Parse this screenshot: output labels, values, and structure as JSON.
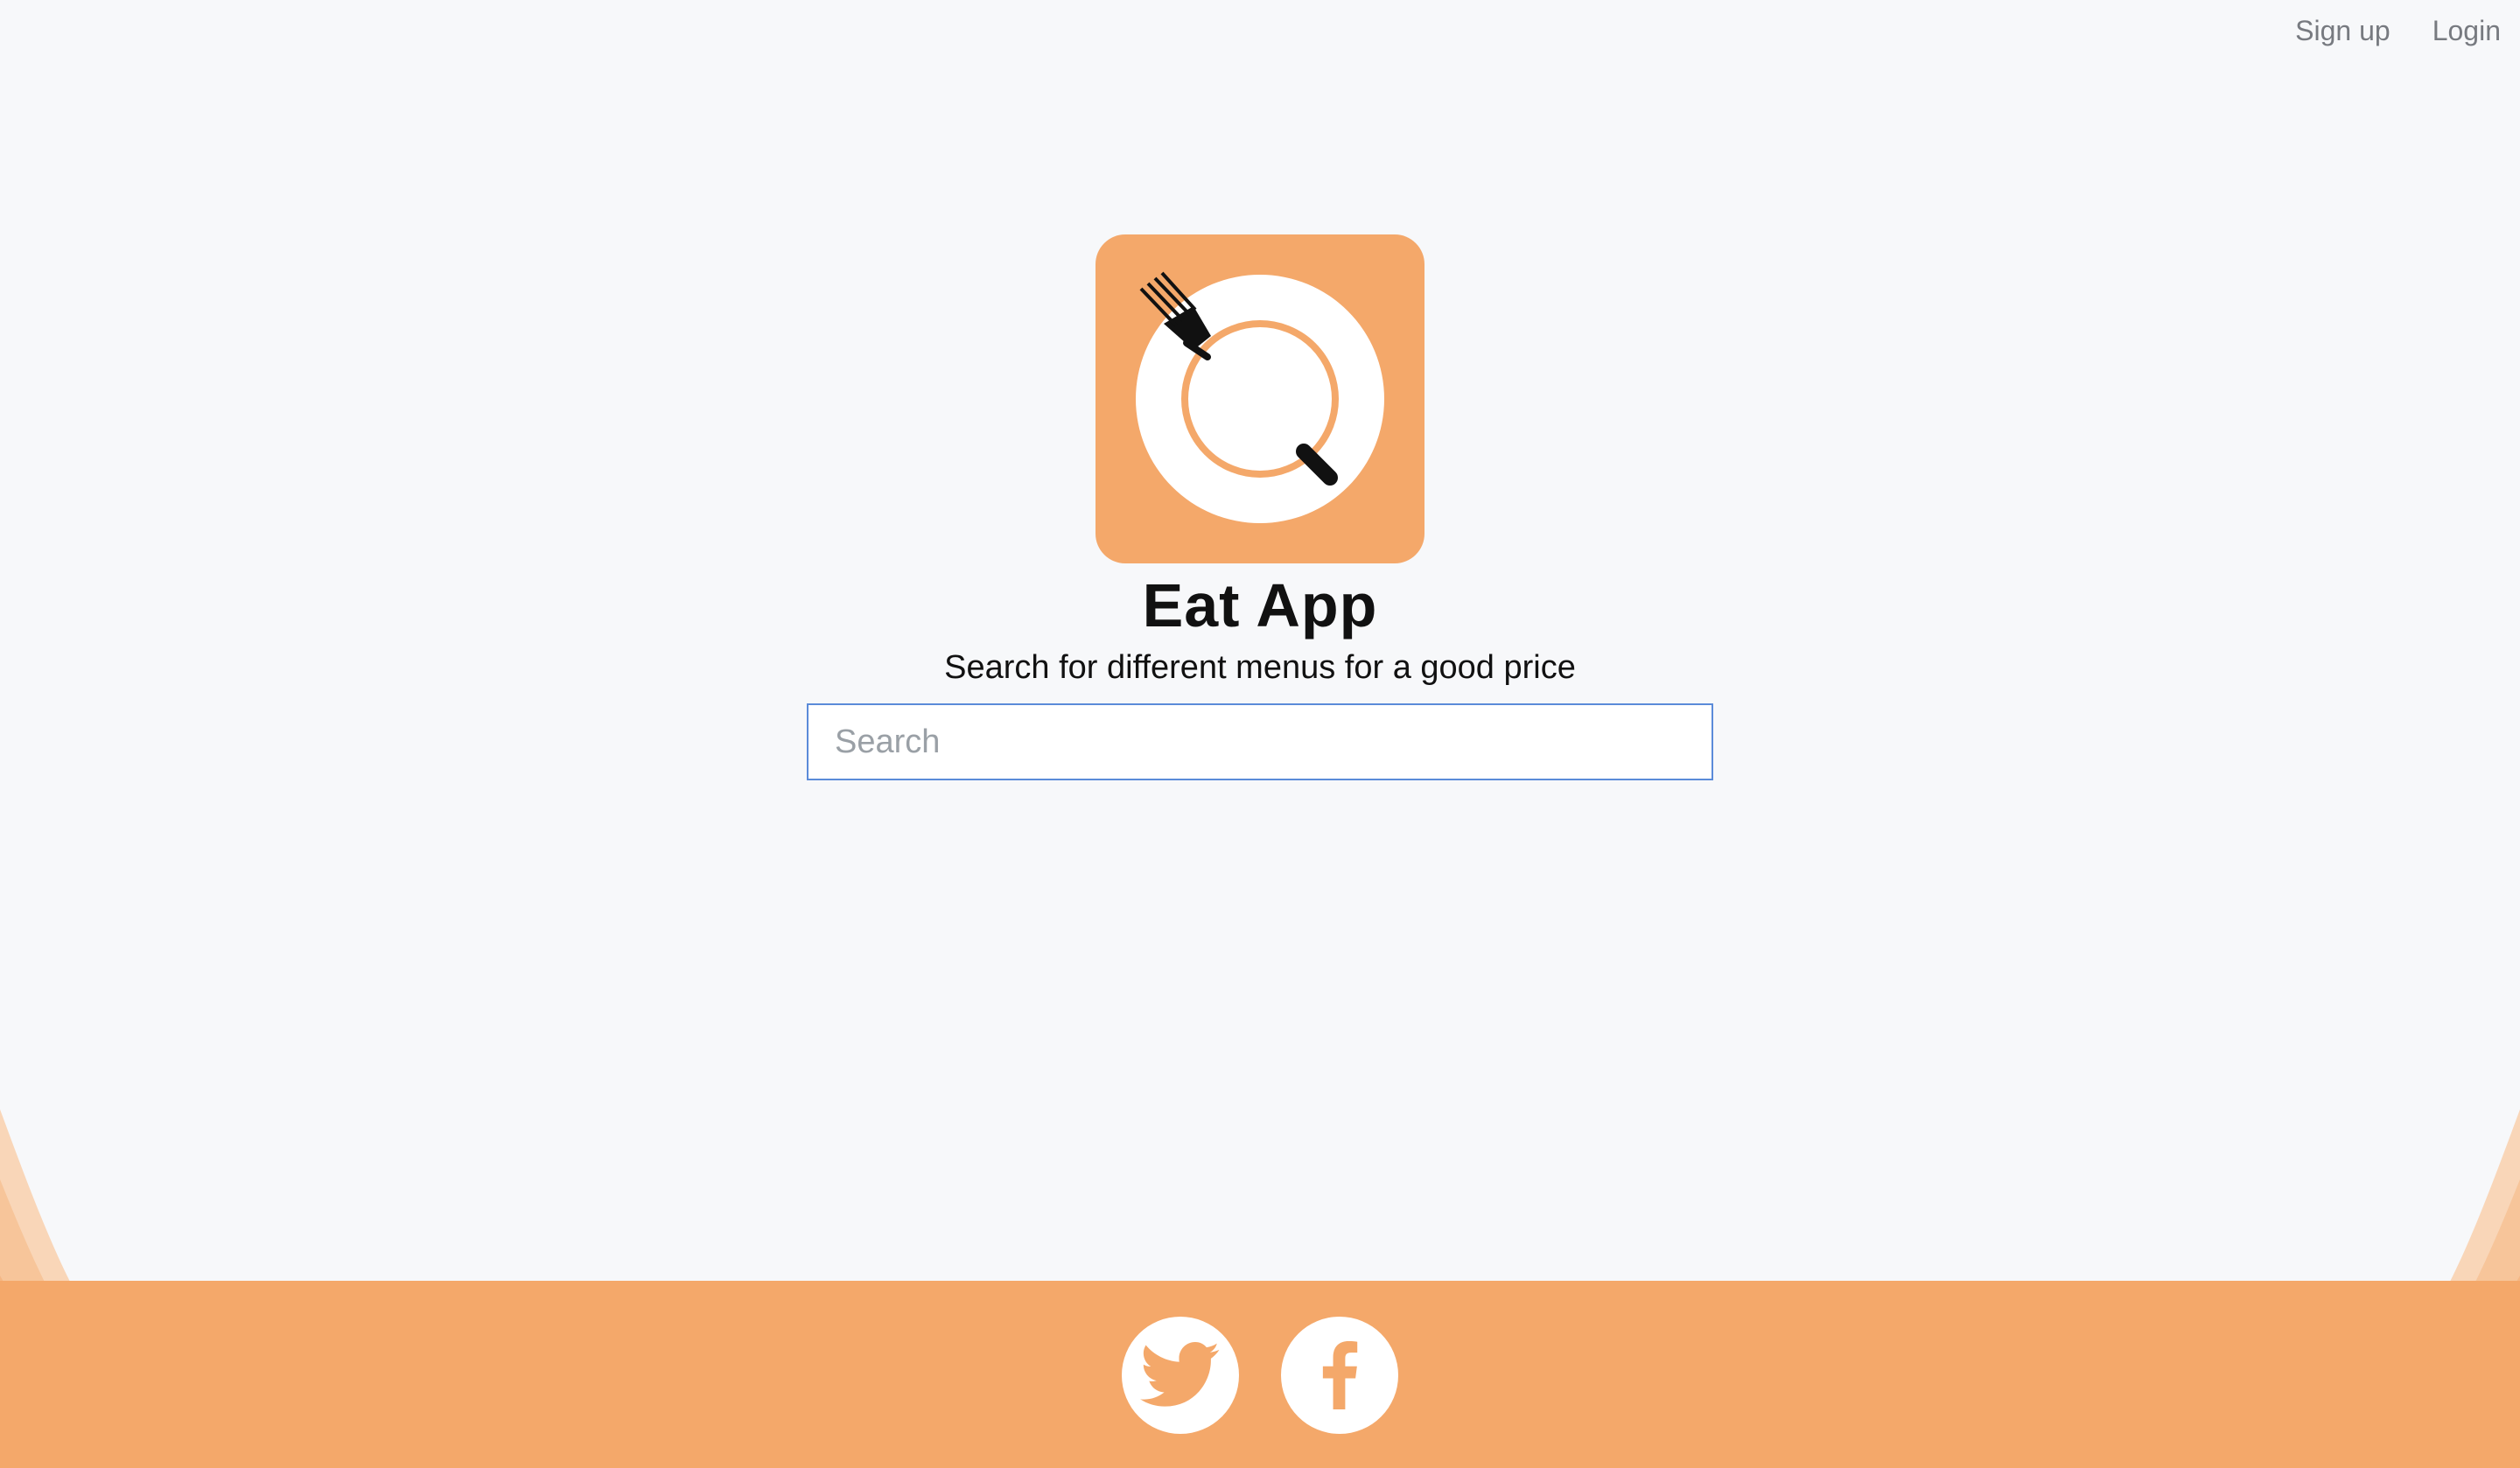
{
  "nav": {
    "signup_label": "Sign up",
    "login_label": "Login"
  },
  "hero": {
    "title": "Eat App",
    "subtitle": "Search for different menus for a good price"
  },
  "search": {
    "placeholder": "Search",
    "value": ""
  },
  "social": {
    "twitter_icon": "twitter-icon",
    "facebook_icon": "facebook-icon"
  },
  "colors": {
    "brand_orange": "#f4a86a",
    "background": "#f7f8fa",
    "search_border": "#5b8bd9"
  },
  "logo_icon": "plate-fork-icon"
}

━━━━━━

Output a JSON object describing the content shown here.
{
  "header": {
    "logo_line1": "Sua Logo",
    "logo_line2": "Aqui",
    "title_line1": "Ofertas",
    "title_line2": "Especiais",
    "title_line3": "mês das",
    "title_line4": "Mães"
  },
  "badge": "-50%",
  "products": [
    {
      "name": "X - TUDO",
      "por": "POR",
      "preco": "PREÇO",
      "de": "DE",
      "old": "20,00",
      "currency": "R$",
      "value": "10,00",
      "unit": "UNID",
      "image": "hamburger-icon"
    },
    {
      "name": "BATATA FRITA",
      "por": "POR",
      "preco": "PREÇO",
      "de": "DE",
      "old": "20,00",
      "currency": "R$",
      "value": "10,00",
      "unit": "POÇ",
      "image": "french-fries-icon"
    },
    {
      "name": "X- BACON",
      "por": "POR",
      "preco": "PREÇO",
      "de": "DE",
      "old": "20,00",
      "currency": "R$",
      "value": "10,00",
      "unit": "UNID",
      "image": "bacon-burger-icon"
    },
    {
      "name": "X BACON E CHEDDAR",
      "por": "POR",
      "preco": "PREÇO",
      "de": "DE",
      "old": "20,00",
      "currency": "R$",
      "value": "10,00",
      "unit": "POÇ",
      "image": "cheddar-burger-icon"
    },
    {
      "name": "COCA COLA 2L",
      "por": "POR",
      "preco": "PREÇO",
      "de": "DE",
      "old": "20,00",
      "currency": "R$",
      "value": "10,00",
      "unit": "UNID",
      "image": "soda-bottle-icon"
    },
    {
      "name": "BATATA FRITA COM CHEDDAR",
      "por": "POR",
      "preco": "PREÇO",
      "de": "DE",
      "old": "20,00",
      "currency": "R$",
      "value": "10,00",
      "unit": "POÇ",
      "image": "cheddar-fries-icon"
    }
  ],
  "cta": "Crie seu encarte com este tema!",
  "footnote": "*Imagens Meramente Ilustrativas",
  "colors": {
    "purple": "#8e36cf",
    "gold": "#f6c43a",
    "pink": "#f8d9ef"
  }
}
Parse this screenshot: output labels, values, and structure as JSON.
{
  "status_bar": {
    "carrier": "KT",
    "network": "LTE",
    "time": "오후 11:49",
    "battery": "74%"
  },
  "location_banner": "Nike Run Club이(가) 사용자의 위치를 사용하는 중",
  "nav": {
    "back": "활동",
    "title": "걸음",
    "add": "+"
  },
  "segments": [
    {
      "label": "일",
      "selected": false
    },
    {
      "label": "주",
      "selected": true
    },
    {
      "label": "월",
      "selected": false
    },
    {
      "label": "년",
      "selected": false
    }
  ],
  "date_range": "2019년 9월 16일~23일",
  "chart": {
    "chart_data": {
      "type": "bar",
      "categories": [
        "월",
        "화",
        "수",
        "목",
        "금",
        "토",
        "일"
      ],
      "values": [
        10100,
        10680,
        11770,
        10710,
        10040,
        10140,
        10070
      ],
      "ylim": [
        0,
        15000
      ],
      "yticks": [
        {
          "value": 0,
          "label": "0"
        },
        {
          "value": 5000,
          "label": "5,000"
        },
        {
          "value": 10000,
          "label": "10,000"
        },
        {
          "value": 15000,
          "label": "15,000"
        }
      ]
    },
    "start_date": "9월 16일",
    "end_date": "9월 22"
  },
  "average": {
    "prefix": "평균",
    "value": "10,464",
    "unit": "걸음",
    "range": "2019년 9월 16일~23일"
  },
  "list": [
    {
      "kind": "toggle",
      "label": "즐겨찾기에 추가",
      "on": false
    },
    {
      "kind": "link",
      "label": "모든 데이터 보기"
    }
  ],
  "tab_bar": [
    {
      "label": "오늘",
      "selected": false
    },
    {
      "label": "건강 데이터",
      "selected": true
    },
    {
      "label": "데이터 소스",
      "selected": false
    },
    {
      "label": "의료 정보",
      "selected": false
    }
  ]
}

━━━━━━

[WHAT NEEDS TO BE DONE]:
Determine how many lines include the word "name" and report that number by itself.

[THE ANSWER]:
6